* start Available data *

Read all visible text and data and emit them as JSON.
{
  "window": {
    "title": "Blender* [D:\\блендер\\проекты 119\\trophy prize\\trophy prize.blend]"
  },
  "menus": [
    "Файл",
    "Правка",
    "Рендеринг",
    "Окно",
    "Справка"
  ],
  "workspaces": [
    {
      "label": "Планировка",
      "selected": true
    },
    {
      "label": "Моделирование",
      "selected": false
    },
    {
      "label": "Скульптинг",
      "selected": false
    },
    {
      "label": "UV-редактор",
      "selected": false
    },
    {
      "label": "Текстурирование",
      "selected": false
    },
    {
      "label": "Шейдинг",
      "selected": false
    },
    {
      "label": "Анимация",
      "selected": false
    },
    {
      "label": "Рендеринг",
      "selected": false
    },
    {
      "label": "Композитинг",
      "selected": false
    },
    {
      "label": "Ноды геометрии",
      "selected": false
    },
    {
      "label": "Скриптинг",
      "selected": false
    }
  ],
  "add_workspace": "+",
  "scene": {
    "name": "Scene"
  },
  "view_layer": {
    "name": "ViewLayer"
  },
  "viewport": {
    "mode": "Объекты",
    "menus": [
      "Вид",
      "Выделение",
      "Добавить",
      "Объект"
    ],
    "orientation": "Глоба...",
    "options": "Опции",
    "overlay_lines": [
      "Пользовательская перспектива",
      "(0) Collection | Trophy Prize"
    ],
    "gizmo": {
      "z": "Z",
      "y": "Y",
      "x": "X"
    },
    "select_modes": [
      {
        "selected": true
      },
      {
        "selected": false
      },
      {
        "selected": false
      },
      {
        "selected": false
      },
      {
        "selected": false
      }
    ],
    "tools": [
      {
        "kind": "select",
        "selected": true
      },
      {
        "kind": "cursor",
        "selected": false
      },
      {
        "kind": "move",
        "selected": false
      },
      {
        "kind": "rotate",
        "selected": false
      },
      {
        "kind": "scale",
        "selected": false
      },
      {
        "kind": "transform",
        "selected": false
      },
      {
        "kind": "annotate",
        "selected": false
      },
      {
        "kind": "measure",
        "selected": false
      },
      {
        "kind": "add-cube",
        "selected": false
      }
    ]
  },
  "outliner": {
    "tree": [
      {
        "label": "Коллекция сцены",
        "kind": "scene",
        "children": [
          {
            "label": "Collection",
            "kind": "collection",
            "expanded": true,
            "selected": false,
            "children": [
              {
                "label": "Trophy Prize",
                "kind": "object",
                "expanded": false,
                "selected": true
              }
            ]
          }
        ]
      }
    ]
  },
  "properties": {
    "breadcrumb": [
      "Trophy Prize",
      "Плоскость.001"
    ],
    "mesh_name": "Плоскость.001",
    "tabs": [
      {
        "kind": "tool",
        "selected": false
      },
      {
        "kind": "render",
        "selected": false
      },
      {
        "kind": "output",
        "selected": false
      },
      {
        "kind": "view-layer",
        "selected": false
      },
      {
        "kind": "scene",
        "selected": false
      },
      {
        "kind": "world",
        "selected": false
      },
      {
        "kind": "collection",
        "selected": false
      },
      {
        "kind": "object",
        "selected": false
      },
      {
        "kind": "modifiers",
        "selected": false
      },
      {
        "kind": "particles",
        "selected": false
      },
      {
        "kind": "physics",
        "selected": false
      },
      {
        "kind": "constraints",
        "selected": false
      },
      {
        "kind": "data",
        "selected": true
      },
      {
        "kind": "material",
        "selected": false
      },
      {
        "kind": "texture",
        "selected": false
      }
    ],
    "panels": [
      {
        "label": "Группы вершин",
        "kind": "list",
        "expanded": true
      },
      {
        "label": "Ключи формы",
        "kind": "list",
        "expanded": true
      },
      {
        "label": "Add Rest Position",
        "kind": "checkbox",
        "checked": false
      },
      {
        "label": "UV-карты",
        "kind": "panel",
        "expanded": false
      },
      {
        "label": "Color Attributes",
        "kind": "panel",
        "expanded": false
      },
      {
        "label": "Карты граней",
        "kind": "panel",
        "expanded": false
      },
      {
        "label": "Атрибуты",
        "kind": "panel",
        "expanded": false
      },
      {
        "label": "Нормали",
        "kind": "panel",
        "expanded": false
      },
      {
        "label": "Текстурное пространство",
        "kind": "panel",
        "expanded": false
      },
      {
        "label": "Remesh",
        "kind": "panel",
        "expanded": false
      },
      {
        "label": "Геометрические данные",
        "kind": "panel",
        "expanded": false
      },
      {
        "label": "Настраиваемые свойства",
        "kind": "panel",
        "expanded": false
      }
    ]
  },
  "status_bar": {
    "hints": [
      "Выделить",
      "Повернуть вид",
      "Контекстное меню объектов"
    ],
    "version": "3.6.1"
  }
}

* end Available data *

Reproduce the full listing above, character for character.

- Task output:
Read all visible text and data and emit them as JSON.
{
  "window": {
    "title": "Blender* [D:\\блендер\\проекты 119\\trophy prize\\trophy prize.blend]"
  },
  "menus": [
    "Файл",
    "Правка",
    "Рендеринг",
    "Окно",
    "Справка"
  ],
  "workspaces": [
    {
      "label": "Планировка",
      "selected": true
    },
    {
      "label": "Моделирование",
      "selected": false
    },
    {
      "label": "Скульптинг",
      "selected": false
    },
    {
      "label": "UV-редактор",
      "selected": false
    },
    {
      "label": "Текстурирование",
      "selected": false
    },
    {
      "label": "Шейдинг",
      "selected": false
    },
    {
      "label": "Анимация",
      "selected": false
    },
    {
      "label": "Рендеринг",
      "selected": false
    },
    {
      "label": "Композитинг",
      "selected": false
    },
    {
      "label": "Ноды геометрии",
      "selected": false
    },
    {
      "label": "Скриптинг",
      "selected": false
    }
  ],
  "add_workspace": "+",
  "scene": {
    "name": "Scene"
  },
  "view_layer": {
    "name": "ViewLayer"
  },
  "viewport": {
    "mode": "Объекты",
    "menus": [
      "Вид",
      "Выделение",
      "Добавить",
      "Объект"
    ],
    "orientation": "Глоба...",
    "options": "Опции",
    "overlay_lines": [
      "Пользовательская перспектива",
      "(0) Collection | Trophy Prize"
    ],
    "gizmo": {
      "z": "Z",
      "y": "Y",
      "x": "X"
    },
    "select_modes": [
      {
        "selected": true
      },
      {
        "selected": false
      },
      {
        "selected": false
      },
      {
        "selected": false
      },
      {
        "selected": false
      }
    ],
    "tools": [
      {
        "kind": "select",
        "selected": true
      },
      {
        "kind": "cursor",
        "selected": false
      },
      {
        "kind": "move",
        "selected": false
      },
      {
        "kind": "rotate",
        "selected": false
      },
      {
        "kind": "scale",
        "selected": false
      },
      {
        "kind": "transform",
        "selected": false
      },
      {
        "kind": "annotate",
        "selected": false
      },
      {
        "kind": "measure",
        "selected": false
      },
      {
        "kind": "add-cube",
        "selected": false
      }
    ]
  },
  "outliner": {
    "tree": [
      {
        "label": "Коллекция сцены",
        "kind": "scene",
        "children": [
          {
            "label": "Collection",
            "kind": "collection",
            "expanded": true,
            "selected": false,
            "children": [
              {
                "label": "Trophy Prize",
                "kind": "object",
                "expanded": false,
                "selected": true
              }
            ]
          }
        ]
      }
    ]
  },
  "properties": {
    "breadcrumb": [
      "Trophy Prize",
      "Плоскость.001"
    ],
    "mesh_name": "Плоскость.001",
    "tabs": [
      {
        "kind": "tool",
        "selected": false
      },
      {
        "kind": "render",
        "selected": false
      },
      {
        "kind": "output",
        "selected": false
      },
      {
        "kind": "view-layer",
        "selected": false
      },
      {
        "kind": "scene",
        "selected": false
      },
      {
        "kind": "world",
        "selected": false
      },
      {
        "kind": "collection",
        "selected": false
      },
      {
        "kind": "object",
        "selected": false
      },
      {
        "kind": "modifiers",
        "selected": false
      },
      {
        "kind": "particles",
        "selected": false
      },
      {
        "kind": "physics",
        "selected": false
      },
      {
        "kind": "constraints",
        "selected": false
      },
      {
        "kind": "data",
        "selected": true
      },
      {
        "kind": "material",
        "selected": false
      },
      {
        "kind": "texture",
        "selected": false
      }
    ],
    "panels": [
      {
        "label": "Группы вершин",
        "kind": "list",
        "expanded": true
      },
      {
        "label": "Ключи формы",
        "kind": "list",
        "expanded": true
      },
      {
        "label": "Add Rest Position",
        "kind": "checkbox",
        "checked": false
      },
      {
        "label": "UV-карты",
        "kind": "panel",
        "expanded": false
      },
      {
        "label": "Color Attributes",
        "kind": "panel",
        "expanded": false
      },
      {
        "label": "Карты граней",
        "kind": "panel",
        "expanded": false
      },
      {
        "label": "Атрибуты",
        "kind": "panel",
        "expanded": false
      },
      {
        "label": "Нормали",
        "kind": "panel",
        "expanded": false
      },
      {
        "label": "Текстурное пространство",
        "kind": "panel",
        "expanded": false
      },
      {
        "label": "Remesh",
        "kind": "panel",
        "expanded": false
      },
      {
        "label": "Геометрические данные",
        "kind": "panel",
        "expanded": false
      },
      {
        "label": "Настраиваемые свойства",
        "kind": "panel",
        "expanded": false
      }
    ]
  },
  "status_bar": {
    "hints": [
      "Выделить",
      "Повернуть вид",
      "Контекстное меню объектов"
    ],
    "version": "3.6.1"
  }
}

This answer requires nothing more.